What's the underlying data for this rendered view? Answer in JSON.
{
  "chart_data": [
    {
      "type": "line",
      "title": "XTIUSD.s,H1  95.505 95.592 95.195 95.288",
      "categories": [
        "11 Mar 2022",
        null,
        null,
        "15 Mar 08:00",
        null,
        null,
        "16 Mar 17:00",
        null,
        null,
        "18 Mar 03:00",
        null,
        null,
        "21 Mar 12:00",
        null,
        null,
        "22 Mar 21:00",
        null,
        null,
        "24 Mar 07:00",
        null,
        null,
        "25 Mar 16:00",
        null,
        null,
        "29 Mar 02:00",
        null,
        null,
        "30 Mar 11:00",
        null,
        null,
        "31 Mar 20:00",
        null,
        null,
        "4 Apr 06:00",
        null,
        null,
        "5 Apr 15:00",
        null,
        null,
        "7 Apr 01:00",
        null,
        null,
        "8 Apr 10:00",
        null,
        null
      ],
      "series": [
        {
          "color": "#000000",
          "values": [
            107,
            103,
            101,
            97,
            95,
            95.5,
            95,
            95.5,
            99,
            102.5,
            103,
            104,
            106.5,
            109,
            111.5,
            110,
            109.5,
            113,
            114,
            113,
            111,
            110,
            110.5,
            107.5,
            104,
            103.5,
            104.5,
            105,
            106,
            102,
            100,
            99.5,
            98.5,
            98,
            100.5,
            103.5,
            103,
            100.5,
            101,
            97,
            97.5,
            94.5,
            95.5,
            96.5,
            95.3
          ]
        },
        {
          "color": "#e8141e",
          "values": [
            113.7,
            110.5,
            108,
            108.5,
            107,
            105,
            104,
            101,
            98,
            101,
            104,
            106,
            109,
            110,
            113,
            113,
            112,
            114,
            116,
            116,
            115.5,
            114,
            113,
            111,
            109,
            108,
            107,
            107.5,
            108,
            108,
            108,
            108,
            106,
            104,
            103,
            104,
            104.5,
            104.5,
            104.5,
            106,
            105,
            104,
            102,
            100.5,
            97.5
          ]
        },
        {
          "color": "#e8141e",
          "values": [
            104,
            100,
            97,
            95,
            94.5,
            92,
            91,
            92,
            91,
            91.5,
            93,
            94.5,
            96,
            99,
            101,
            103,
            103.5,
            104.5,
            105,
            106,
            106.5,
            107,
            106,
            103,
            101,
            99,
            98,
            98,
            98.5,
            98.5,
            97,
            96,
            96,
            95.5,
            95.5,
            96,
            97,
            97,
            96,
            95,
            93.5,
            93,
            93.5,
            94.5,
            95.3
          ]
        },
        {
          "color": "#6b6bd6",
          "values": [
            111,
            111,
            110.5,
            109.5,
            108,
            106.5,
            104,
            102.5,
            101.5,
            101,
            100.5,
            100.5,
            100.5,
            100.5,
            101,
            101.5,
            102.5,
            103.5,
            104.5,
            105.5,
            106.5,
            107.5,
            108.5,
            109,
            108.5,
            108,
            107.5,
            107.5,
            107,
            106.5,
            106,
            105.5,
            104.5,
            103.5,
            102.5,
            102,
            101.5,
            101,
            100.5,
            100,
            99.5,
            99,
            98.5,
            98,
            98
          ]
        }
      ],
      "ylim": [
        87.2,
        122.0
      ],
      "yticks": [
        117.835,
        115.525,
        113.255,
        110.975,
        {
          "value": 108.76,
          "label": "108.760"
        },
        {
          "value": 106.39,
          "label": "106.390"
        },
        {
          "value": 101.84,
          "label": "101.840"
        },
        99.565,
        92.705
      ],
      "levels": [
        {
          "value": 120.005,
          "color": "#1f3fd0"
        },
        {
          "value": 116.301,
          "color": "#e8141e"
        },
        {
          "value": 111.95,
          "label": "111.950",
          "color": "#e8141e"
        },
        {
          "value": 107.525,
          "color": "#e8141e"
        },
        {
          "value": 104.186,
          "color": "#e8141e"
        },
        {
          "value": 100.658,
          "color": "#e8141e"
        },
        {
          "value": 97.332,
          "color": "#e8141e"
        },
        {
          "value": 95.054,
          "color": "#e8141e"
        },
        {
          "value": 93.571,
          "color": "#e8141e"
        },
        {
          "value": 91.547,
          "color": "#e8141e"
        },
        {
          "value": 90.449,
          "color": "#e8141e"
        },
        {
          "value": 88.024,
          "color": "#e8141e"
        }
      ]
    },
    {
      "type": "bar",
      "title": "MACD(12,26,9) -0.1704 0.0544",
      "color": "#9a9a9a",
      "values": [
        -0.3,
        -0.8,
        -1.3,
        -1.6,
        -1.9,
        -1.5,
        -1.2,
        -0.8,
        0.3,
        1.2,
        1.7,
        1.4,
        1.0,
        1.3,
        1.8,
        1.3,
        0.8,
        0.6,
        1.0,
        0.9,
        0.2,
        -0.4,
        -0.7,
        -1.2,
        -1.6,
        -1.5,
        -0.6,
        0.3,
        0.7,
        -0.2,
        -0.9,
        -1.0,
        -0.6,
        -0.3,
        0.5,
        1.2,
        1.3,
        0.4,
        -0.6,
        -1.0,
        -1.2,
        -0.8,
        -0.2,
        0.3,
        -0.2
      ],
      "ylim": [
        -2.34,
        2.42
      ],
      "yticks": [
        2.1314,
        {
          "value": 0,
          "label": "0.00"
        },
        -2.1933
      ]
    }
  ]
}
---+---
**What you should do:** Transcribe each record exactly. Leave nothing out.

**Solution for this task:**
What's the underlying data for this rendered view? Answer in JSON.
{
  "chart_data": [
    {
      "type": "line",
      "title": "XTIUSD.s,H1  95.505 95.592 95.195 95.288",
      "categories": [
        "11 Mar 2022",
        null,
        null,
        "15 Mar 08:00",
        null,
        null,
        "16 Mar 17:00",
        null,
        null,
        "18 Mar 03:00",
        null,
        null,
        "21 Mar 12:00",
        null,
        null,
        "22 Mar 21:00",
        null,
        null,
        "24 Mar 07:00",
        null,
        null,
        "25 Mar 16:00",
        null,
        null,
        "29 Mar 02:00",
        null,
        null,
        "30 Mar 11:00",
        null,
        null,
        "31 Mar 20:00",
        null,
        null,
        "4 Apr 06:00",
        null,
        null,
        "5 Apr 15:00",
        null,
        null,
        "7 Apr 01:00",
        null,
        null,
        "8 Apr 10:00",
        null,
        null
      ],
      "series": [
        {
          "color": "#000000",
          "values": [
            107,
            103,
            101,
            97,
            95,
            95.5,
            95,
            95.5,
            99,
            102.5,
            103,
            104,
            106.5,
            109,
            111.5,
            110,
            109.5,
            113,
            114,
            113,
            111,
            110,
            110.5,
            107.5,
            104,
            103.5,
            104.5,
            105,
            106,
            102,
            100,
            99.5,
            98.5,
            98,
            100.5,
            103.5,
            103,
            100.5,
            101,
            97,
            97.5,
            94.5,
            95.5,
            96.5,
            95.3
          ]
        },
        {
          "color": "#e8141e",
          "values": [
            113.7,
            110.5,
            108,
            108.5,
            107,
            105,
            104,
            101,
            98,
            101,
            104,
            106,
            109,
            110,
            113,
            113,
            112,
            114,
            116,
            116,
            115.5,
            114,
            113,
            111,
            109,
            108,
            107,
            107.5,
            108,
            108,
            108,
            108,
            106,
            104,
            103,
            104,
            104.5,
            104.5,
            104.5,
            106,
            105,
            104,
            102,
            100.5,
            97.5
          ]
        },
        {
          "color": "#e8141e",
          "values": [
            104,
            100,
            97,
            95,
            94.5,
            92,
            91,
            92,
            91,
            91.5,
            93,
            94.5,
            96,
            99,
            101,
            103,
            103.5,
            104.5,
            105,
            106,
            106.5,
            107,
            106,
            103,
            101,
            99,
            98,
            98,
            98.5,
            98.5,
            97,
            96,
            96,
            95.5,
            95.5,
            96,
            97,
            97,
            96,
            95,
            93.5,
            93,
            93.5,
            94.5,
            95.3
          ]
        },
        {
          "color": "#6b6bd6",
          "values": [
            111,
            111,
            110.5,
            109.5,
            108,
            106.5,
            104,
            102.5,
            101.5,
            101,
            100.5,
            100.5,
            100.5,
            100.5,
            101,
            101.5,
            102.5,
            103.5,
            104.5,
            105.5,
            106.5,
            107.5,
            108.5,
            109,
            108.5,
            108,
            107.5,
            107.5,
            107,
            106.5,
            106,
            105.5,
            104.5,
            103.5,
            102.5,
            102,
            101.5,
            101,
            100.5,
            100,
            99.5,
            99,
            98.5,
            98,
            98
          ]
        }
      ],
      "ylim": [
        87.2,
        122.0
      ],
      "yticks": [
        117.835,
        115.525,
        113.255,
        110.975,
        {
          "value": 108.76,
          "label": "108.760"
        },
        {
          "value": 106.39,
          "label": "106.390"
        },
        {
          "value": 101.84,
          "label": "101.840"
        },
        99.565,
        92.705
      ],
      "levels": [
        {
          "value": 120.005,
          "color": "#1f3fd0"
        },
        {
          "value": 116.301,
          "color": "#e8141e"
        },
        {
          "value": 111.95,
          "label": "111.950",
          "color": "#e8141e"
        },
        {
          "value": 107.525,
          "color": "#e8141e"
        },
        {
          "value": 104.186,
          "color": "#e8141e"
        },
        {
          "value": 100.658,
          "color": "#e8141e"
        },
        {
          "value": 97.332,
          "color": "#e8141e"
        },
        {
          "value": 95.054,
          "color": "#e8141e"
        },
        {
          "value": 93.571,
          "color": "#e8141e"
        },
        {
          "value": 91.547,
          "color": "#e8141e"
        },
        {
          "value": 90.449,
          "color": "#e8141e"
        },
        {
          "value": 88.024,
          "color": "#e8141e"
        }
      ]
    },
    {
      "type": "bar",
      "title": "MACD(12,26,9) -0.1704 0.0544",
      "color": "#9a9a9a",
      "values": [
        -0.3,
        -0.8,
        -1.3,
        -1.6,
        -1.9,
        -1.5,
        -1.2,
        -0.8,
        0.3,
        1.2,
        1.7,
        1.4,
        1.0,
        1.3,
        1.8,
        1.3,
        0.8,
        0.6,
        1.0,
        0.9,
        0.2,
        -0.4,
        -0.7,
        -1.2,
        -1.6,
        -1.5,
        -0.6,
        0.3,
        0.7,
        -0.2,
        -0.9,
        -1.0,
        -0.6,
        -0.3,
        0.5,
        1.2,
        1.3,
        0.4,
        -0.6,
        -1.0,
        -1.2,
        -0.8,
        -0.2,
        0.3,
        -0.2
      ],
      "ylim": [
        -2.34,
        2.42
      ],
      "yticks": [
        2.1314,
        {
          "value": 0,
          "label": "0.00"
        },
        -2.1933
      ]
    }
  ]
}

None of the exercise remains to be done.